Written instruction ->
Print every entry, word for word, and skip the images.

Raw records ->
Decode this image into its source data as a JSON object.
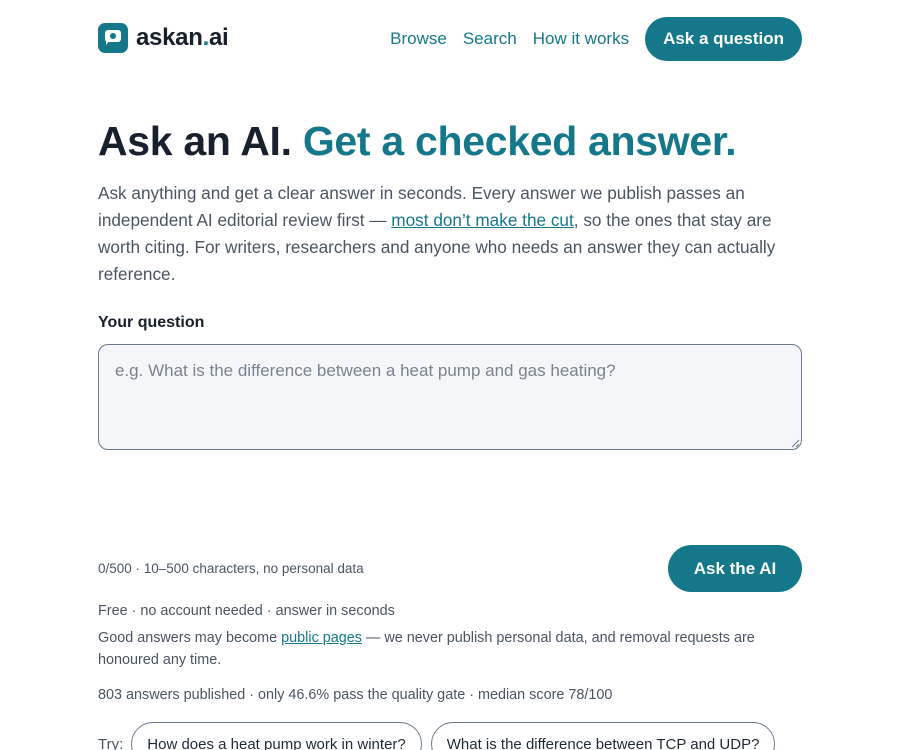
{
  "header": {
    "logo_text_main": "askan",
    "logo_text_dot": ".",
    "logo_text_tld": "ai",
    "nav": [
      {
        "label": "Browse"
      },
      {
        "label": "Search"
      },
      {
        "label": "How it works"
      }
    ],
    "cta_label": "Ask a question"
  },
  "hero": {
    "title_plain": "Ask an AI.",
    "title_accent": "Get a checked answer.",
    "intro_before": "Ask anything and get a clear answer in seconds. Every answer we publish passes an independent AI editorial review first — ",
    "intro_link": "most don’t make the cut",
    "intro_after": ", so the ones that stay are worth citing. For writers, researchers and anyone who needs an answer they can actually reference."
  },
  "form": {
    "label": "Your question",
    "placeholder": "e.g. What is the difference between a heat pump and gas heating?",
    "value": "",
    "counter": "0/500 · 10–500 characters, no personal data",
    "submit_label": "Ask the AI"
  },
  "meta": {
    "free_line": "Free · no account needed · answer in seconds",
    "publish_before": "Good answers may become ",
    "publish_link": "public pages",
    "publish_after": " — we never publish personal data, and removal requests are honoured any time.",
    "stats": "803 answers published · only 46.6% pass the quality gate · median score 78/100"
  },
  "suggestions": {
    "label": "Try:",
    "items": [
      "How does a heat pump work in winter?",
      "What is the difference between TCP and UDP?"
    ]
  },
  "colors": {
    "brand": "#14788a",
    "heading": "#17202c",
    "body_text": "#4a5563"
  }
}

Reply to the task ->
Decode this image into its source data as a JSON object.
{
  "header": {
    "logo_text_main": "askan",
    "logo_text_dot": ".",
    "logo_text_tld": "ai",
    "nav": [
      {
        "label": "Browse"
      },
      {
        "label": "Search"
      },
      {
        "label": "How it works"
      }
    ],
    "cta_label": "Ask a question"
  },
  "hero": {
    "title_plain": "Ask an AI.",
    "title_accent": "Get a checked answer.",
    "intro_before": "Ask anything and get a clear answer in seconds. Every answer we publish passes an independent AI editorial review first — ",
    "intro_link": "most don’t make the cut",
    "intro_after": ", so the ones that stay are worth citing. For writers, researchers and anyone who needs an answer they can actually reference."
  },
  "form": {
    "label": "Your question",
    "placeholder": "e.g. What is the difference between a heat pump and gas heating?",
    "value": "",
    "counter": "0/500 · 10–500 characters, no personal data",
    "submit_label": "Ask the AI"
  },
  "meta": {
    "free_line": "Free · no account needed · answer in seconds",
    "publish_before": "Good answers may become ",
    "publish_link": "public pages",
    "publish_after": " — we never publish personal data, and removal requests are honoured any time.",
    "stats": "803 answers published · only 46.6% pass the quality gate · median score 78/100"
  },
  "suggestions": {
    "label": "Try:",
    "items": [
      "How does a heat pump work in winter?",
      "What is the difference between TCP and UDP?"
    ]
  },
  "colors": {
    "brand": "#14788a",
    "heading": "#17202c",
    "body_text": "#4a5563"
  }
}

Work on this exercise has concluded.